◆ WHAT YOU NEED TO DO ◆
Where a line of the listing below includes the word "的取值范围", reproduce that line.

▼▼▼

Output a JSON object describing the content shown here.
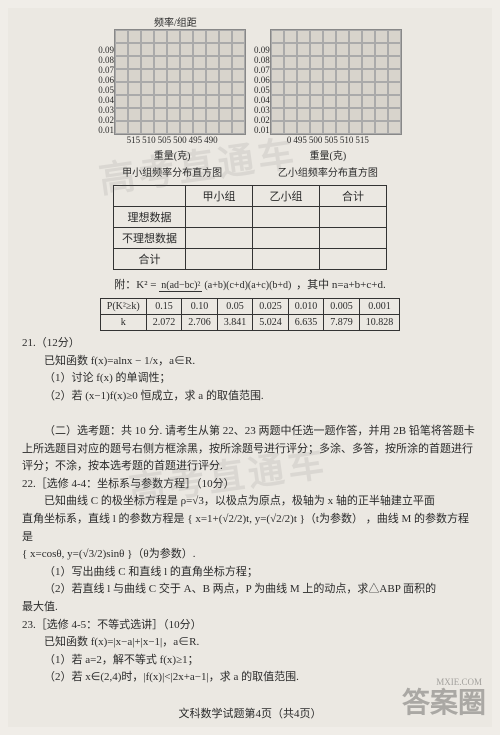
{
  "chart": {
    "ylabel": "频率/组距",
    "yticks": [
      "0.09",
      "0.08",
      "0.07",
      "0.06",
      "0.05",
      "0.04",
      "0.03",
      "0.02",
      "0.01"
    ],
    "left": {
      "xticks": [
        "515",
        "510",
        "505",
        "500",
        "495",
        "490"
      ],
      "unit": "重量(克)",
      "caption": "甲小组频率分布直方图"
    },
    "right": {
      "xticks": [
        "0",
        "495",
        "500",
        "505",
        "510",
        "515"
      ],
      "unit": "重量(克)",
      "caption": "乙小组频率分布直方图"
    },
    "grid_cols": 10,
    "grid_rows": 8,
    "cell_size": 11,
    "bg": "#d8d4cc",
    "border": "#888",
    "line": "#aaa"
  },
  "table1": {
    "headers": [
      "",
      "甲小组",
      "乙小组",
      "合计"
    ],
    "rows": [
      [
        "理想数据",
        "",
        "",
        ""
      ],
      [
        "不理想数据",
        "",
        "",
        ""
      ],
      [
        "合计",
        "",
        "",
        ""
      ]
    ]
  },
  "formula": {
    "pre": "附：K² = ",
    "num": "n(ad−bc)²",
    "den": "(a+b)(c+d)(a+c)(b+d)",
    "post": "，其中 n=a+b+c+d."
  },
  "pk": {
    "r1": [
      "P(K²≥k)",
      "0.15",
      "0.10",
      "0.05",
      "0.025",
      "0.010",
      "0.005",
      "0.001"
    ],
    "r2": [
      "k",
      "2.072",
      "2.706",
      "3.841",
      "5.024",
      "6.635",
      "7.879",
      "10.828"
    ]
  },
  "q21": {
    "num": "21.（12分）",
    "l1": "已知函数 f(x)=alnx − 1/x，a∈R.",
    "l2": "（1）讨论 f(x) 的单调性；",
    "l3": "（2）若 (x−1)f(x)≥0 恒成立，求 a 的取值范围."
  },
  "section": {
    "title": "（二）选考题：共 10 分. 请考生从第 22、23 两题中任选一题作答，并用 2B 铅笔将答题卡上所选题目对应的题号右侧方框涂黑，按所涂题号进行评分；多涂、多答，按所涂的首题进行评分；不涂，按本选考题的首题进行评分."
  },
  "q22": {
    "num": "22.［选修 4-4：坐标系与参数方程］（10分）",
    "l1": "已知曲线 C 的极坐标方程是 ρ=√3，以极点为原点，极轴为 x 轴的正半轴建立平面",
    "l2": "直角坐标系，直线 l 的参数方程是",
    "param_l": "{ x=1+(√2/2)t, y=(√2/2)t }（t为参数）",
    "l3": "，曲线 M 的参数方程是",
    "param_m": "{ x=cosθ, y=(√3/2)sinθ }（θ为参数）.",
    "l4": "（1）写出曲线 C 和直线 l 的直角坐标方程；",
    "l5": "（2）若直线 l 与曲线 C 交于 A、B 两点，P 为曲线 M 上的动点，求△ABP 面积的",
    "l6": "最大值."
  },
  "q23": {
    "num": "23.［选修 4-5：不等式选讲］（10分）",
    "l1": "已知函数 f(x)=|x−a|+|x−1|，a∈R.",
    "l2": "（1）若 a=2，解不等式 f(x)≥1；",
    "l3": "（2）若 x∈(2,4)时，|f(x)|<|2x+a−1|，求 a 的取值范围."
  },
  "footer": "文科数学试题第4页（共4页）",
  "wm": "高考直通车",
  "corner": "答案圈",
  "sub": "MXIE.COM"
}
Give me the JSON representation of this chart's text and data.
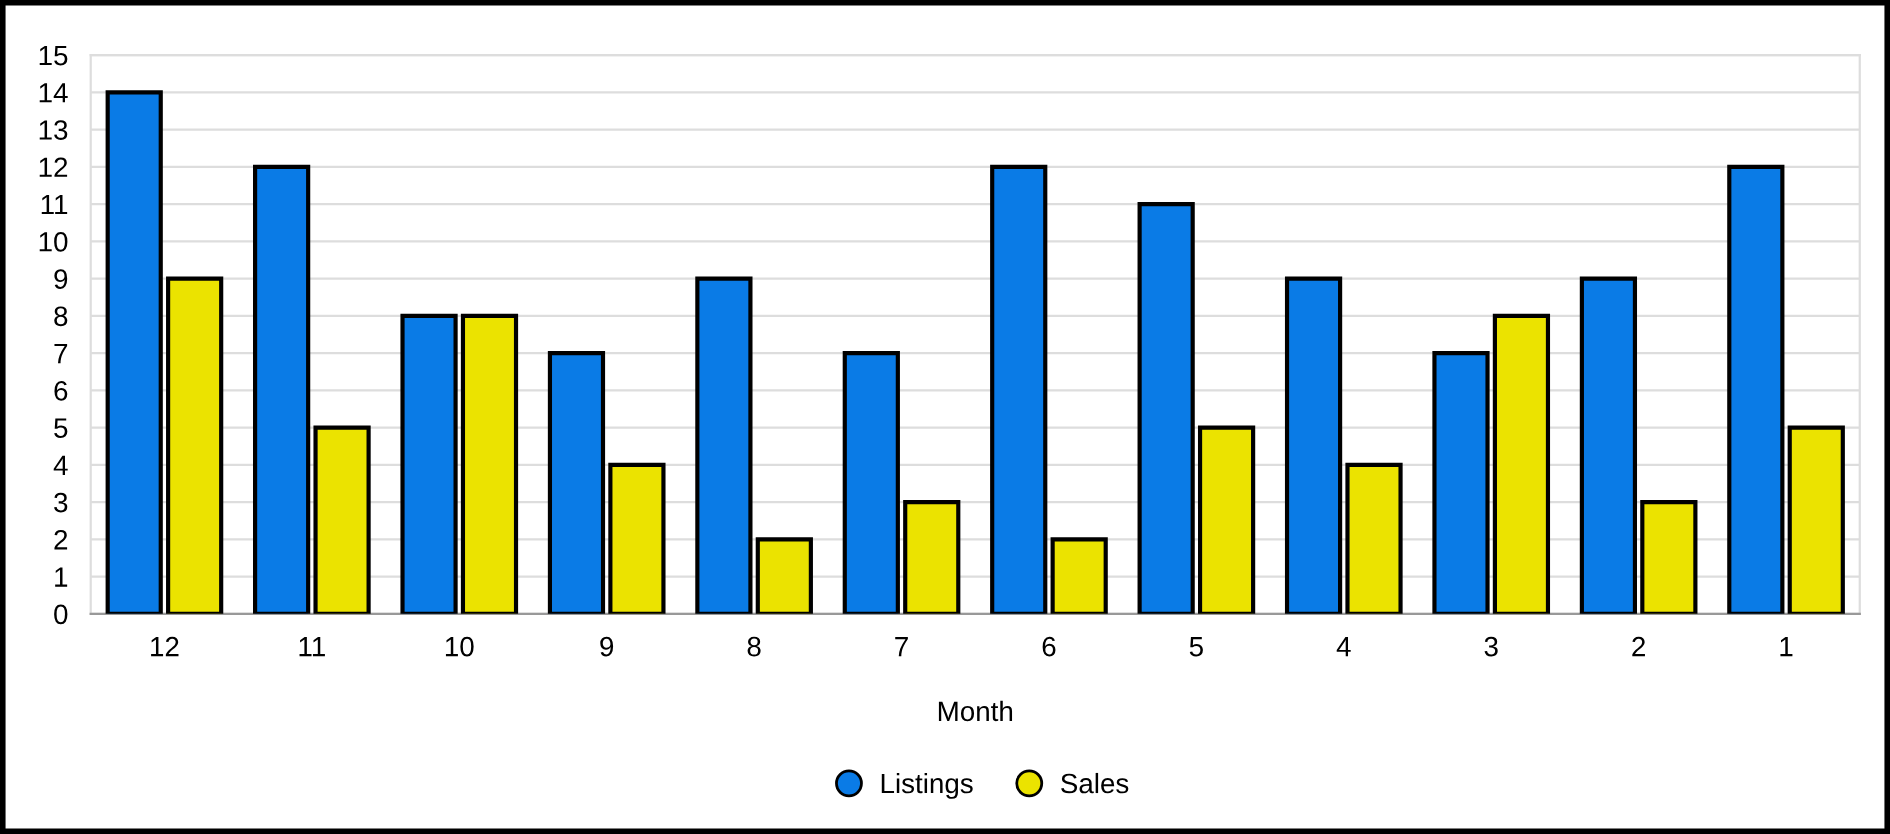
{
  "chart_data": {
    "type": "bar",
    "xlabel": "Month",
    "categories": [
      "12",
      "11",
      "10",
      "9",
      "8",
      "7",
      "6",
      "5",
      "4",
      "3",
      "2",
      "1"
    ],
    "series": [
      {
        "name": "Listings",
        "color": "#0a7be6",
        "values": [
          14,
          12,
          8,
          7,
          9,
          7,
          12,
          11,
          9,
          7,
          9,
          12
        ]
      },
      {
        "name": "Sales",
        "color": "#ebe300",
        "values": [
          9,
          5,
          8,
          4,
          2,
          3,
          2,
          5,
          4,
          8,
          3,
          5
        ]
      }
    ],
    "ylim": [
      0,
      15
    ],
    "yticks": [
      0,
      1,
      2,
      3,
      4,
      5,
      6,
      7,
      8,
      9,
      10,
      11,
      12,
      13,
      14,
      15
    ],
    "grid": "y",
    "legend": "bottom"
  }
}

▲▲▲
▼▼▼

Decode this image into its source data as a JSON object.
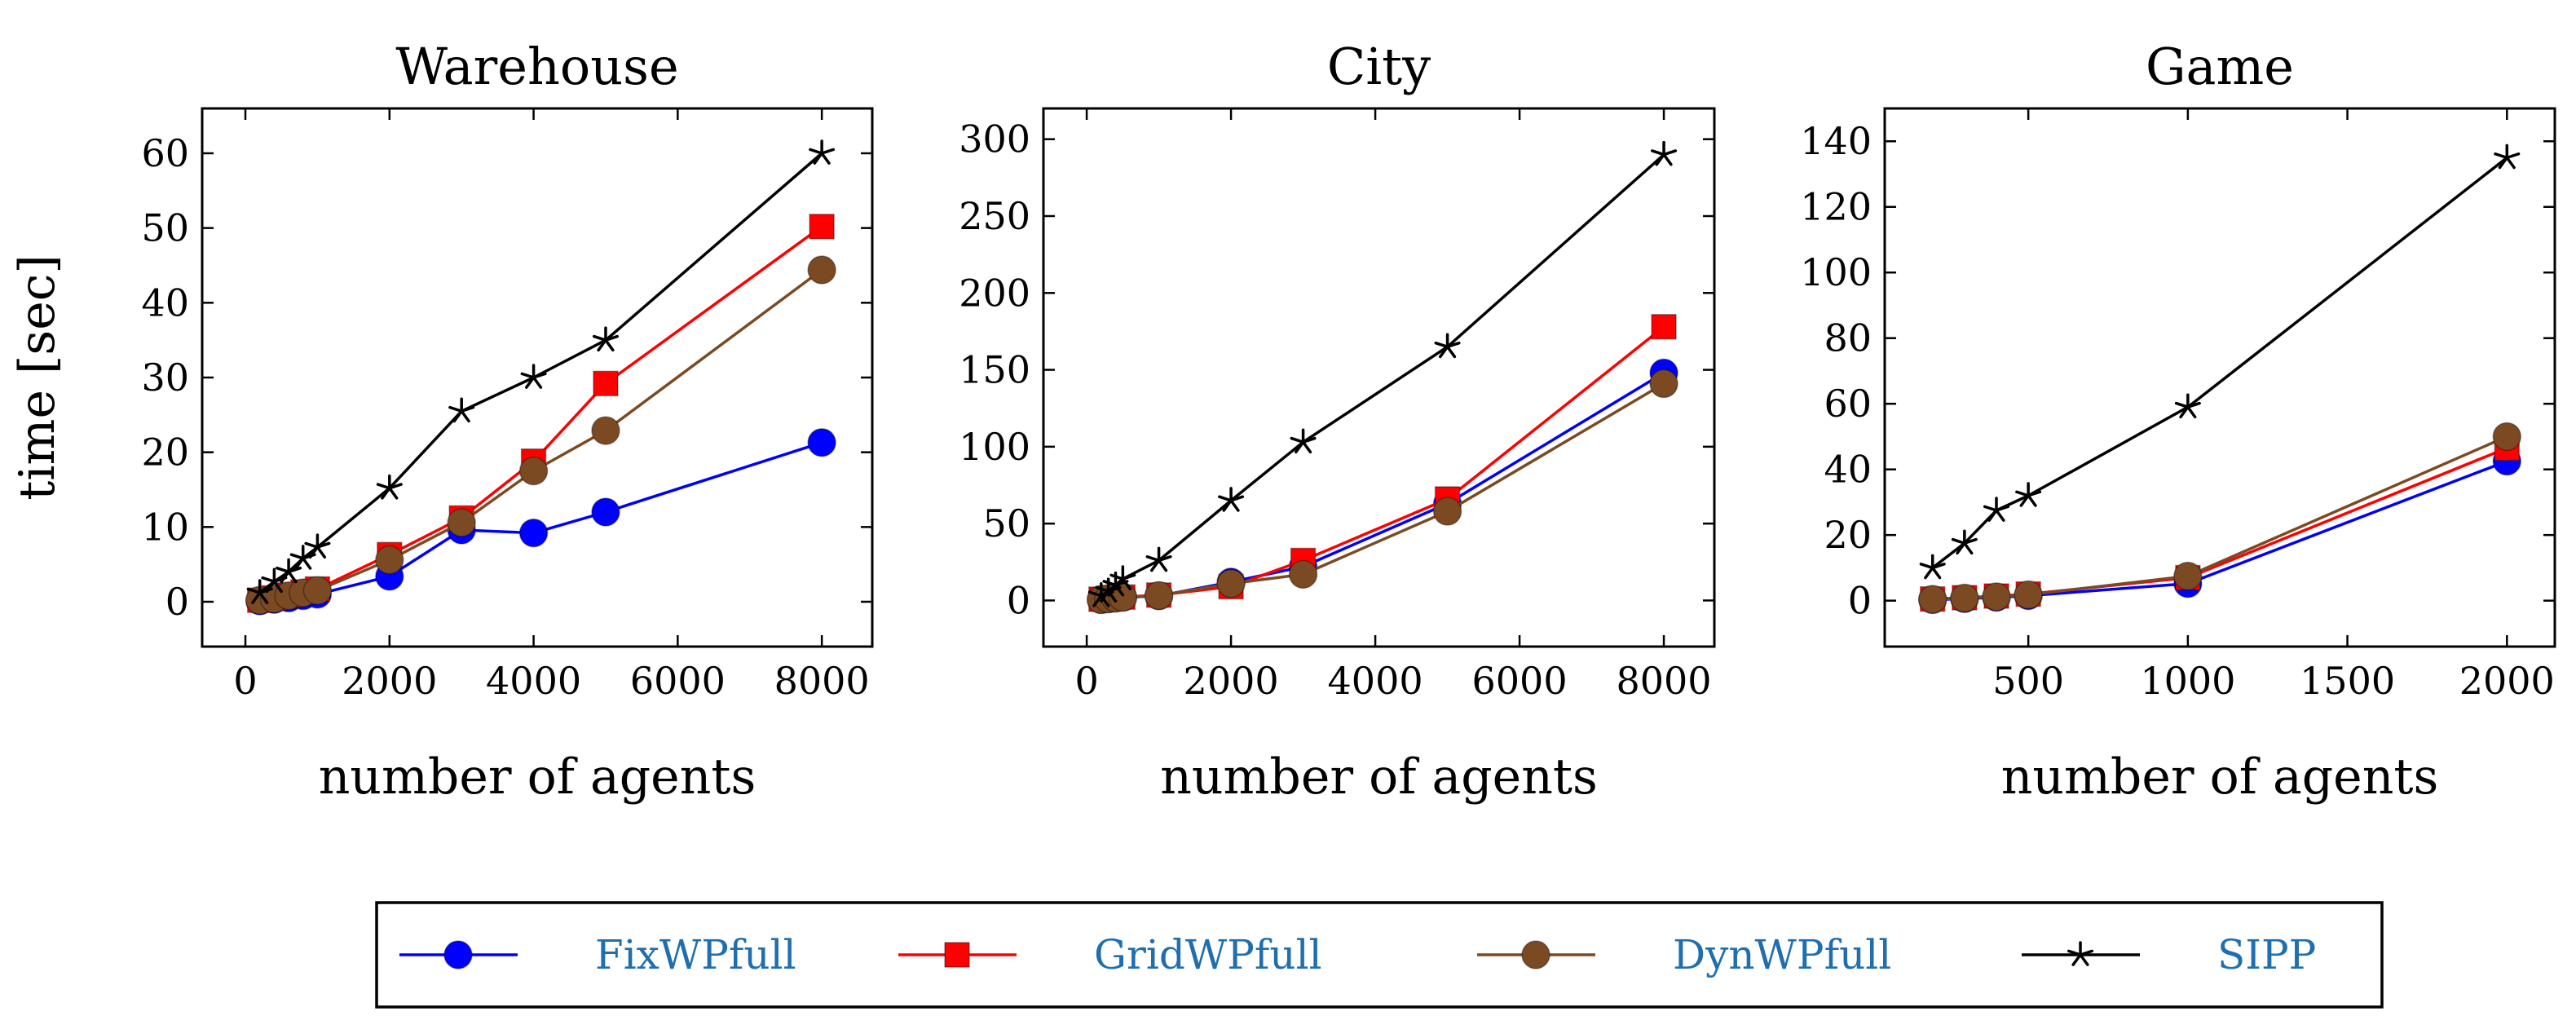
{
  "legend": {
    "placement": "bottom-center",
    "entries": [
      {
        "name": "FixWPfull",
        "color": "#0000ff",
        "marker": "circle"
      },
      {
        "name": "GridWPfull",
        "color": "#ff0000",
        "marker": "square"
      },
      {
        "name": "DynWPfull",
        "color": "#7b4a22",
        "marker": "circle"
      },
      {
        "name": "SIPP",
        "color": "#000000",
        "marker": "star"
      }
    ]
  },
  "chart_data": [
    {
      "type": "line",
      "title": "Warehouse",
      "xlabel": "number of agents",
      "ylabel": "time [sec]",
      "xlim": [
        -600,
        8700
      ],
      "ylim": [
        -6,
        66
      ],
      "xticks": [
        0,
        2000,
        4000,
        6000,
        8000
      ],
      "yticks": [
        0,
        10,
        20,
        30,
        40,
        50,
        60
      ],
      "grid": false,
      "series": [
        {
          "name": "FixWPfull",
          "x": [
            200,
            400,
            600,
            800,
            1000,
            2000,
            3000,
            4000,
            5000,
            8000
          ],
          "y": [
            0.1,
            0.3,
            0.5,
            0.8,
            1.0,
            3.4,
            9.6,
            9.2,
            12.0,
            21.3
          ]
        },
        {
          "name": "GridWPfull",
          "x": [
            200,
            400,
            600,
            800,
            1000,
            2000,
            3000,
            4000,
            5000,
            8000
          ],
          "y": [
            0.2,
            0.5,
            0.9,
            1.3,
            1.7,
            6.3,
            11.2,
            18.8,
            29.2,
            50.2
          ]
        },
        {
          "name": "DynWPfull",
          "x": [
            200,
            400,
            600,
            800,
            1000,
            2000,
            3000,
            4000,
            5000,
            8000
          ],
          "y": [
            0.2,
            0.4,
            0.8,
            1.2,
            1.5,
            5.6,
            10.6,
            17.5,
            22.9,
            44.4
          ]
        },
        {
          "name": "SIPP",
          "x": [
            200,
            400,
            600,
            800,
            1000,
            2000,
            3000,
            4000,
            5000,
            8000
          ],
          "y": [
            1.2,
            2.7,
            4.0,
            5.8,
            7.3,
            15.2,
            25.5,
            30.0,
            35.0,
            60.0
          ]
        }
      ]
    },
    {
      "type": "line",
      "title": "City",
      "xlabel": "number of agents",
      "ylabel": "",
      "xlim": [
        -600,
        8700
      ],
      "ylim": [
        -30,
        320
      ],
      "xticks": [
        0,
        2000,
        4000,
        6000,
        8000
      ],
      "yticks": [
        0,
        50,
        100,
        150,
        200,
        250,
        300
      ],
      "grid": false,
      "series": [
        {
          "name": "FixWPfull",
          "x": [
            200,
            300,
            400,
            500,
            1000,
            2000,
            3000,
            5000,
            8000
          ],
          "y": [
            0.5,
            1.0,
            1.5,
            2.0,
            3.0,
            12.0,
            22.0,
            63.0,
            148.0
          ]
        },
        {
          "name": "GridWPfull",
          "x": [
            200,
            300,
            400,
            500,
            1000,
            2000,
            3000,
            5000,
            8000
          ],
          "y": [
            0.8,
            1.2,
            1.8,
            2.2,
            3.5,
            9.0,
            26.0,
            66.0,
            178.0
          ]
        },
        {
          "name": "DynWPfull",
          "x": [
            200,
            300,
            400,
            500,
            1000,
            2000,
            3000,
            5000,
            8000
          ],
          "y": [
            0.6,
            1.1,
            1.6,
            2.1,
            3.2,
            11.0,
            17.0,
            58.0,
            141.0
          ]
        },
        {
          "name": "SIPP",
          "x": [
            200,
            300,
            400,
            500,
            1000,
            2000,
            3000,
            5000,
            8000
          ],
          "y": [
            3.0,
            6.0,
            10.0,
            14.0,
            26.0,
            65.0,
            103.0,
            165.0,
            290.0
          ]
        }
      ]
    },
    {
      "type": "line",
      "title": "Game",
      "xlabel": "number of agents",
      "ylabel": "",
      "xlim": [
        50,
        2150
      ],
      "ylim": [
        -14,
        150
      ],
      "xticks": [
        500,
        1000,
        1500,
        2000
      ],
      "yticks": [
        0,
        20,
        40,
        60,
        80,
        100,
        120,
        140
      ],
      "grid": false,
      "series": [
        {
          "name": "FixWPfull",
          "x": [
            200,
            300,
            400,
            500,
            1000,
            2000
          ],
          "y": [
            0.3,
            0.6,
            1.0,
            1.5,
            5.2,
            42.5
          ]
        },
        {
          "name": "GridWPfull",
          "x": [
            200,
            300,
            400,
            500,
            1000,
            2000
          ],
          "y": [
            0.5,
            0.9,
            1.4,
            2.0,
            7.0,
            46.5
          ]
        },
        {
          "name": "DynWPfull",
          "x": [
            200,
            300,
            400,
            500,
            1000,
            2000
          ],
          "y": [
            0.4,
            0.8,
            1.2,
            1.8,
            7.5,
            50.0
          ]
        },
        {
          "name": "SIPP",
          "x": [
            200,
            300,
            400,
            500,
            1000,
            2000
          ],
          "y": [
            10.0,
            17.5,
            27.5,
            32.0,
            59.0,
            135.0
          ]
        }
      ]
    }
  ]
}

▲▲▲

◆ EXPECTED ANSWER ◆
    "l3": "（2）若 (x−1)f(x)≥0 恒成立，求 a 的取值范围."
    "l3": "（2）若 x∈(2,4)时，|f(x)|<|2x+a−1|，求 a 的取值范围."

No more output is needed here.